**Exercise aim:**
From the listing below, tally the lines that include "Obrázková". Return only the total.
+++ Provided records +++
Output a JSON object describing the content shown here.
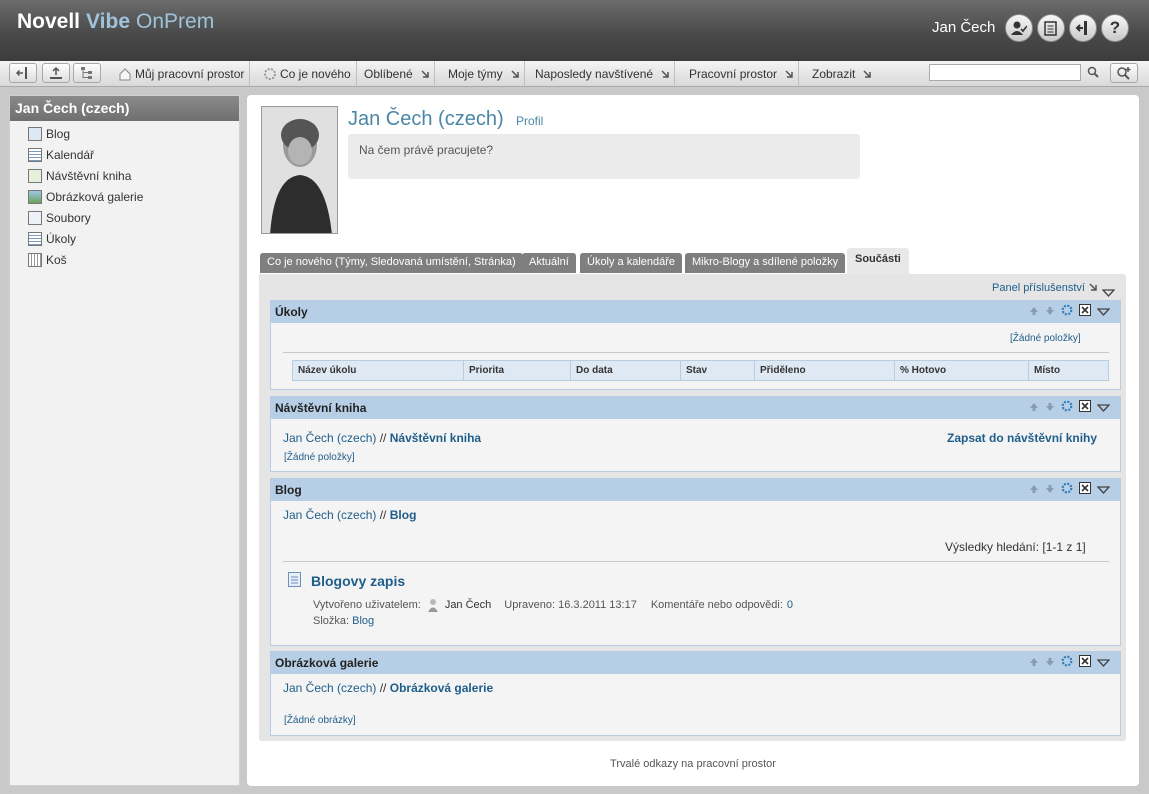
{
  "header": {
    "brand_novell": "Novell",
    "brand_vibe": "Vibe",
    "brand_onprem": "OnPrem",
    "user": "Jan Čech",
    "icons": [
      "user-settings-icon",
      "notes-icon",
      "logout-icon",
      "help-icon"
    ]
  },
  "toolbar": {
    "items": [
      "Můj pracovní prostor",
      "Co je nového",
      "Oblíbené",
      "Moje týmy",
      "Naposledy navštívené",
      "Pracovní prostor",
      "Zobrazit"
    ],
    "search_value": ""
  },
  "sidebar": {
    "title": "Jan Čech (czech)",
    "items": [
      "Blog",
      "Kalendář",
      "Návštěvní kniha",
      "Obrázková galerie",
      "Soubory",
      "Úkoly",
      "Koš"
    ]
  },
  "profile": {
    "name": "Jan Čech (czech)",
    "profile_link": "Profil",
    "status_prompt": "Na čem právě pracujete?"
  },
  "tabs": [
    "Co je nového (Týmy, Sledovaná umístění, Stránka)",
    "Aktuální",
    "Úkoly a kalendáře",
    "Mikro-Blogy a sdílené položky",
    "Součásti"
  ],
  "accessory_panel": "Panel příslušenství",
  "tasks": {
    "title": "Úkoly",
    "empty": "[Žádné položky]",
    "columns": [
      "Název úkolu",
      "Priorita",
      "Do data",
      "Stav",
      "Přiděleno",
      "% Hotovo",
      "Místo"
    ]
  },
  "guestbook": {
    "title": "Návštěvní kniha",
    "path_user": "Jan Čech (czech)",
    "sep": "//",
    "path_target": "Návštěvní kniha",
    "sign": "Zapsat do návštěvní knihy",
    "empty": "[Žádné položky]"
  },
  "blog": {
    "title": "Blog",
    "path_user": "Jan Čech (czech)",
    "sep": "//",
    "path_target": "Blog",
    "results": "Výsledky hledání: [1-1 z 1]",
    "entry_title": "Blogovy zapis",
    "created_by_label": "Vytvořeno uživatelem:",
    "author": "Jan Čech",
    "modified": "Upraveno: 16.3.2011 13:17",
    "comments_label": "Komentáře nebo odpovědi:",
    "comments_count": "0",
    "folder_label": "Složka:",
    "folder": "Blog"
  },
  "gallery": {
    "title": "Obrázková galerie",
    "path_user": "Jan Čech (czech)",
    "sep": "//",
    "path_target": "Obrázková galerie",
    "empty": "[Žádné obrázky]"
  },
  "footer": "Trvalé odkazy na pracovní prostor"
}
+++
**Solution to this exercise:**
3